▸ Task instructions
Every line below that mentions the word "大変満足" should be copied out.

▸ Stored data entries
════════

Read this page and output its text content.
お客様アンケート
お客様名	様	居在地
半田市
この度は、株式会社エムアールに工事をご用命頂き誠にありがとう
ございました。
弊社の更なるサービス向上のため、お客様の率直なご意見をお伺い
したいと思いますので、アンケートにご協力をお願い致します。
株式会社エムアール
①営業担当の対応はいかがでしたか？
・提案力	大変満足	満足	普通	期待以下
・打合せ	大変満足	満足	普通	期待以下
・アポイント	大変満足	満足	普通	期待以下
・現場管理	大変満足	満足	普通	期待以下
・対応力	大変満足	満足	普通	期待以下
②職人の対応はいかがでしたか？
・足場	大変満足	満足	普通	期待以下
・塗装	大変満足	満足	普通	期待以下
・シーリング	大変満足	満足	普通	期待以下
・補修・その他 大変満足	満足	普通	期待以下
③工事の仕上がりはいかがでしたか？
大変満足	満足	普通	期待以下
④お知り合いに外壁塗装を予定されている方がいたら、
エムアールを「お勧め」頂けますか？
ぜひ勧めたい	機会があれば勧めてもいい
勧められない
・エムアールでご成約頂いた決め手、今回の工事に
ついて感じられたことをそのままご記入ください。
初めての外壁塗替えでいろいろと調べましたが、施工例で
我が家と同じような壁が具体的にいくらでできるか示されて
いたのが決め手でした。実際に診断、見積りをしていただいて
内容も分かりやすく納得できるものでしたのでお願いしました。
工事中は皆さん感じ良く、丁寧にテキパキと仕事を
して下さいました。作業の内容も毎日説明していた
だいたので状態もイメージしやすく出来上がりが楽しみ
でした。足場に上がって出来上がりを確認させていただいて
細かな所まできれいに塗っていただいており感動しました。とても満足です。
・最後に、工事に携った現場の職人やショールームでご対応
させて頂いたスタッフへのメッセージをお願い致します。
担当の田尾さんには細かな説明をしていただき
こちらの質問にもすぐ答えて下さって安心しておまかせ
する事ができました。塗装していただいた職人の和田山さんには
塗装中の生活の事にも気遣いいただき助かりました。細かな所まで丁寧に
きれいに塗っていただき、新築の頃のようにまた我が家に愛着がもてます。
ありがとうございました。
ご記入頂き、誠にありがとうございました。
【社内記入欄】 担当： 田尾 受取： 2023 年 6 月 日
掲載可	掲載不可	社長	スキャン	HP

════════

▸ Answer
・提案力	大変満足	満足	普通	期待以下
・打合せ	大変満足	満足	普通	期待以下
・アポイント	大変満足	満足	普通	期待以下
・現場管理	大変満足	満足	普通	期待以下
・対応力	大変満足	満足	普通	期待以下
・足場	大変満足	満足	普通	期待以下
・塗装	大変満足	満足	普通	期待以下
・シーリング	大変満足	満足	普通	期待以下
・補修・その他 大変満足	満足	普通	期待以下
大変満足	満足	普通	期待以下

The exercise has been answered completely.